Stated exercise ▸ Wherever the word "flashfxp" appears in a line, copy that line.

— START OF Data to process —

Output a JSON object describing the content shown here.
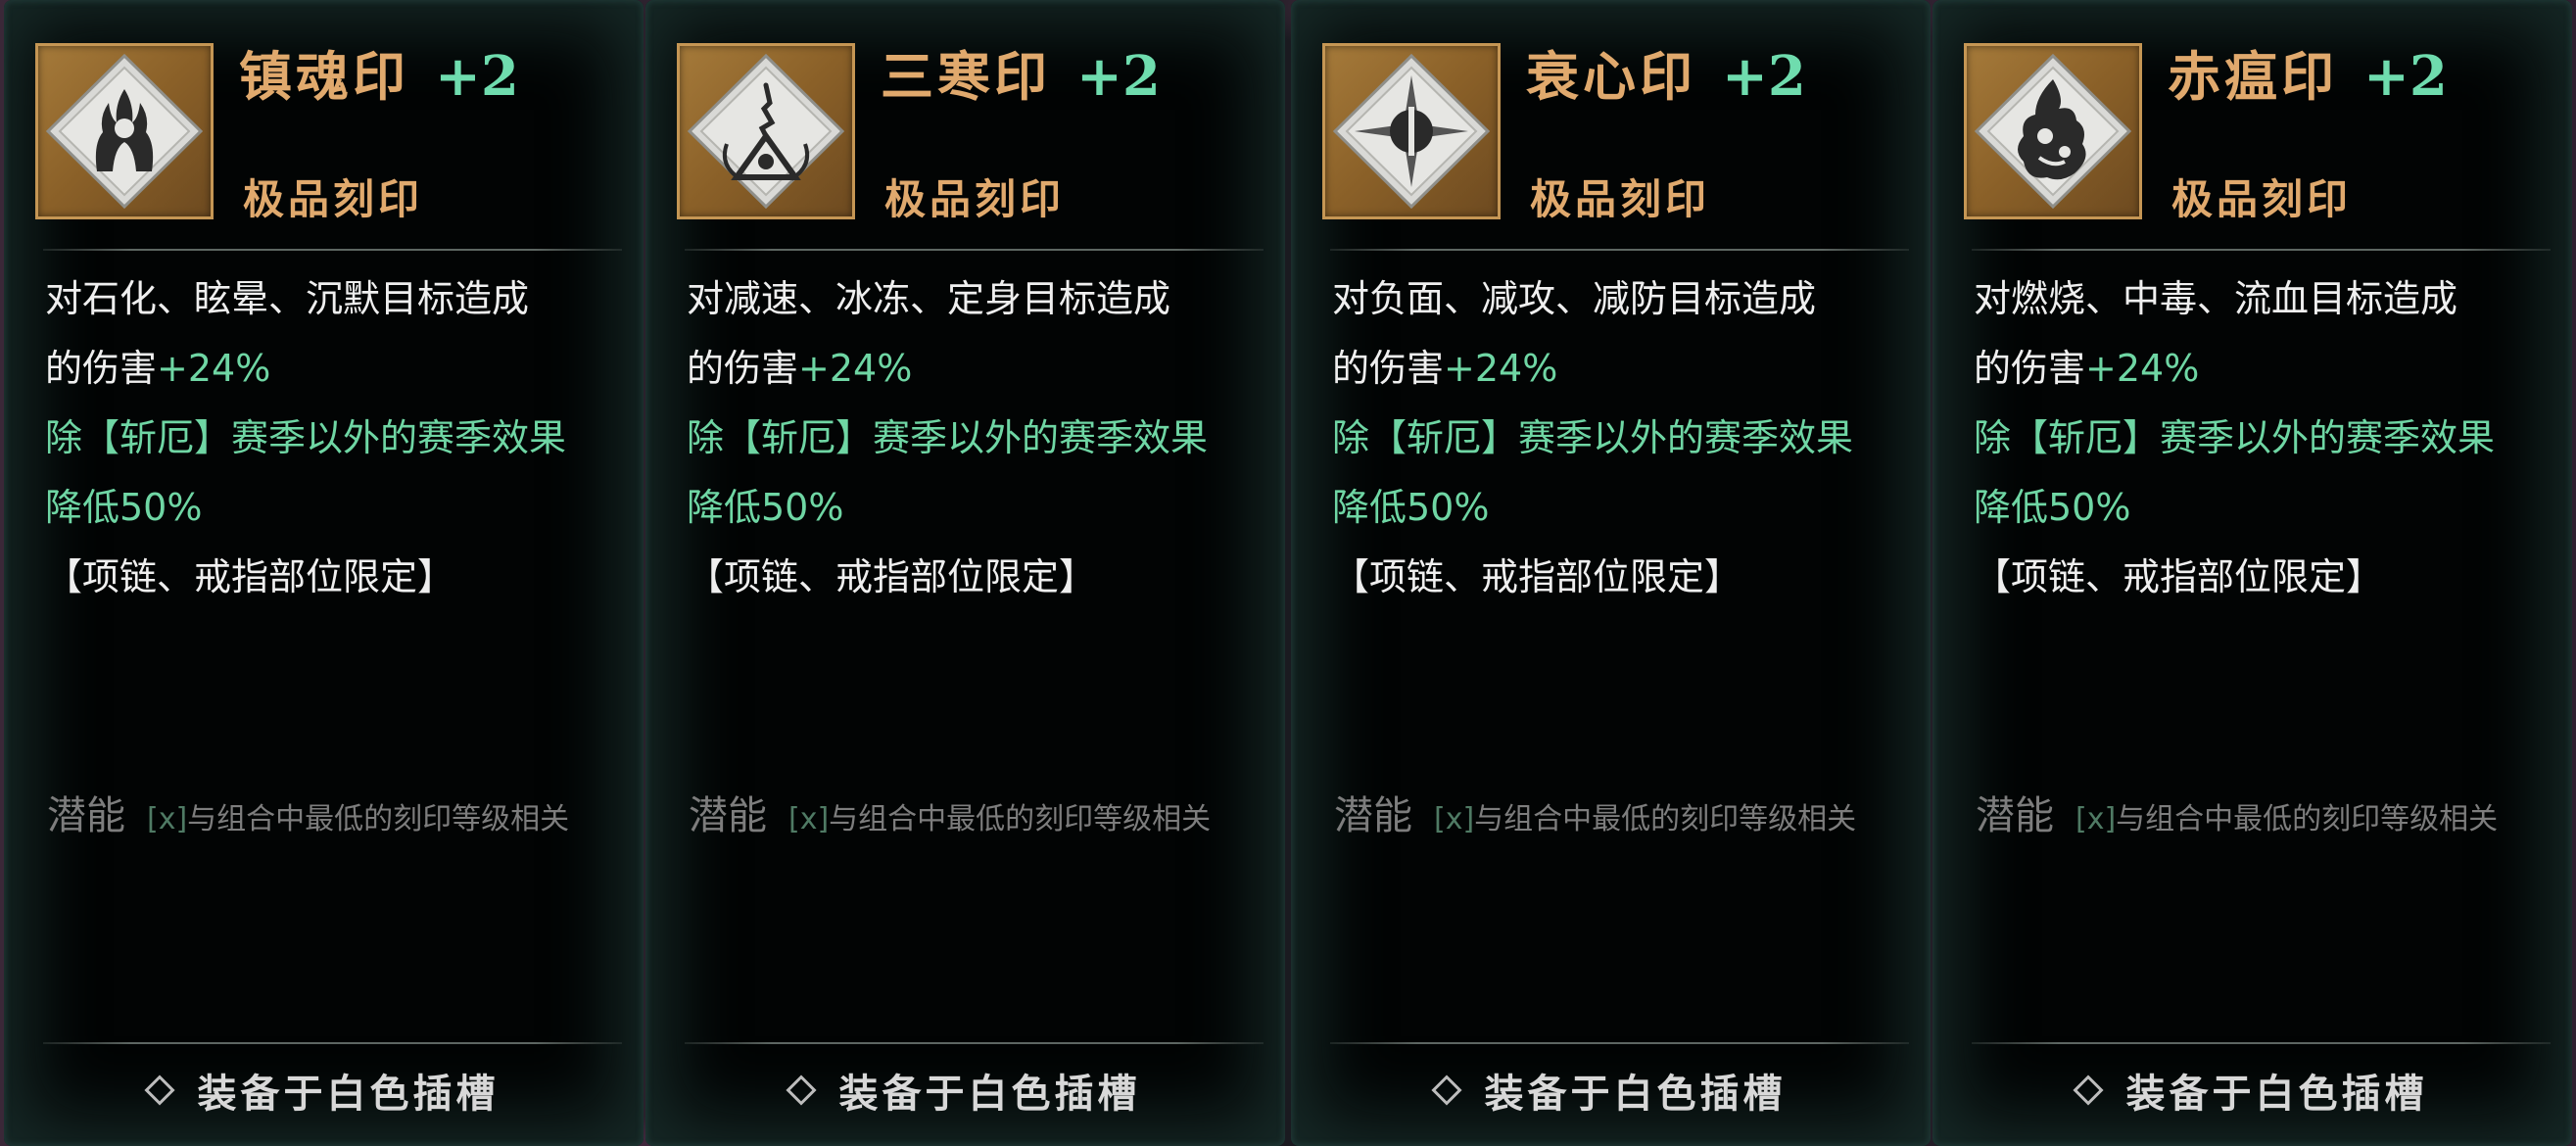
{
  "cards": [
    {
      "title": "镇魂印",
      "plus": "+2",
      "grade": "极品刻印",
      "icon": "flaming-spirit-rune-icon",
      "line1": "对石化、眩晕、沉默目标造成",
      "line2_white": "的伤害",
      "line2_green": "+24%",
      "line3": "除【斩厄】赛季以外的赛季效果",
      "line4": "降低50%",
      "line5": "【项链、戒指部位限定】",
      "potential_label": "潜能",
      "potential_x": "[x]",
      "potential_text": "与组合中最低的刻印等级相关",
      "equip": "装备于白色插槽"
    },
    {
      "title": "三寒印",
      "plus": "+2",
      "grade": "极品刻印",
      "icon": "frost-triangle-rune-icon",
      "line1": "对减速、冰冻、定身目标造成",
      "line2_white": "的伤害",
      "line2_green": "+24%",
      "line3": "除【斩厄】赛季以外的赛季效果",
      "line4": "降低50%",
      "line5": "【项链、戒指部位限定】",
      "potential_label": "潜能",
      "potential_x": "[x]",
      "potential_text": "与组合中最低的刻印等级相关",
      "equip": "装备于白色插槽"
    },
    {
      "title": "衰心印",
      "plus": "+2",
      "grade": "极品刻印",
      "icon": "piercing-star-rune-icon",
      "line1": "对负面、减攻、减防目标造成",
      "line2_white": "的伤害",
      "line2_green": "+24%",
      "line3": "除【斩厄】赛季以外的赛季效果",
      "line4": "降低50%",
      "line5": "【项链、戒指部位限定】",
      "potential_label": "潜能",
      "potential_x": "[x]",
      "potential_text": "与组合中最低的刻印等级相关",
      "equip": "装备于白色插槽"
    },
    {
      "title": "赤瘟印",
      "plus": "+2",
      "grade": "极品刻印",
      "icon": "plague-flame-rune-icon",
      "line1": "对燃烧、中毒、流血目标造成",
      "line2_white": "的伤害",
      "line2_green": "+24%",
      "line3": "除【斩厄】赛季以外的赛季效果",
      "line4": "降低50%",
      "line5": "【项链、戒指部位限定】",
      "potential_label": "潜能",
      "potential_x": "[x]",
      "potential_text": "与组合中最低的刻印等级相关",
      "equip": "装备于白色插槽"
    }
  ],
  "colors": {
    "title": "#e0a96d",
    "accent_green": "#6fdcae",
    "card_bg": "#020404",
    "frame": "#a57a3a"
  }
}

— END OF Data to process —
— START OF Data to process —

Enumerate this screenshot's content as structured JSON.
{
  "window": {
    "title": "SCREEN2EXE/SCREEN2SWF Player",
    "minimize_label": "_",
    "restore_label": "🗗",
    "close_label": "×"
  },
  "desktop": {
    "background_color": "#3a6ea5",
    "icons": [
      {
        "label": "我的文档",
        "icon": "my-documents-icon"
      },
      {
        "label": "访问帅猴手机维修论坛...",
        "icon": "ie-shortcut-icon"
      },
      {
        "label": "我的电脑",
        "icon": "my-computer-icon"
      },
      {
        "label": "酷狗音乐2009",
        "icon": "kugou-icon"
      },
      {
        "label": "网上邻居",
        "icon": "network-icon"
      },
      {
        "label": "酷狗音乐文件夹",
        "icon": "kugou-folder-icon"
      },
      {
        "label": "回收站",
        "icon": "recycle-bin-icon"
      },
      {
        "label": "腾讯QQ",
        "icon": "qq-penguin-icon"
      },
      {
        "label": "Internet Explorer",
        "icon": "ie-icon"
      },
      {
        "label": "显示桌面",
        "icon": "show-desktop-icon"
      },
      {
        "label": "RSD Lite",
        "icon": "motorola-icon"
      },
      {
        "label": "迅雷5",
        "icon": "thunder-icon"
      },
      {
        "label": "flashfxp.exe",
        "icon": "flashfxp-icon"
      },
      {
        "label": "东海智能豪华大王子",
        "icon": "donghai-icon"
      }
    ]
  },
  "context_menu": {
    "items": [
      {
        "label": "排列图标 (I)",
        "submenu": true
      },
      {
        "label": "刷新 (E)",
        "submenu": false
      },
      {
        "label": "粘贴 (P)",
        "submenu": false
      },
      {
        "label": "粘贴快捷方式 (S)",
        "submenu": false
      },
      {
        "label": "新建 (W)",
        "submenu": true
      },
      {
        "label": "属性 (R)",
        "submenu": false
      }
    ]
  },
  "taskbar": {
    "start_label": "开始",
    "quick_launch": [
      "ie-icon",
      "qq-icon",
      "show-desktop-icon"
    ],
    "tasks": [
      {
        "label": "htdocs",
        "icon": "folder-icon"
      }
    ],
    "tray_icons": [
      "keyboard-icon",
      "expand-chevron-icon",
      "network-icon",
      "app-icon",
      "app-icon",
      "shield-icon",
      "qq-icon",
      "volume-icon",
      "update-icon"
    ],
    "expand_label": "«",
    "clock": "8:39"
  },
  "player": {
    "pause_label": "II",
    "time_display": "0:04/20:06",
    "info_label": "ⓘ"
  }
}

— END OF Data to process —

Full output ▸
        "label": "flashfxp.exe",
        "icon": "flashfxp-icon"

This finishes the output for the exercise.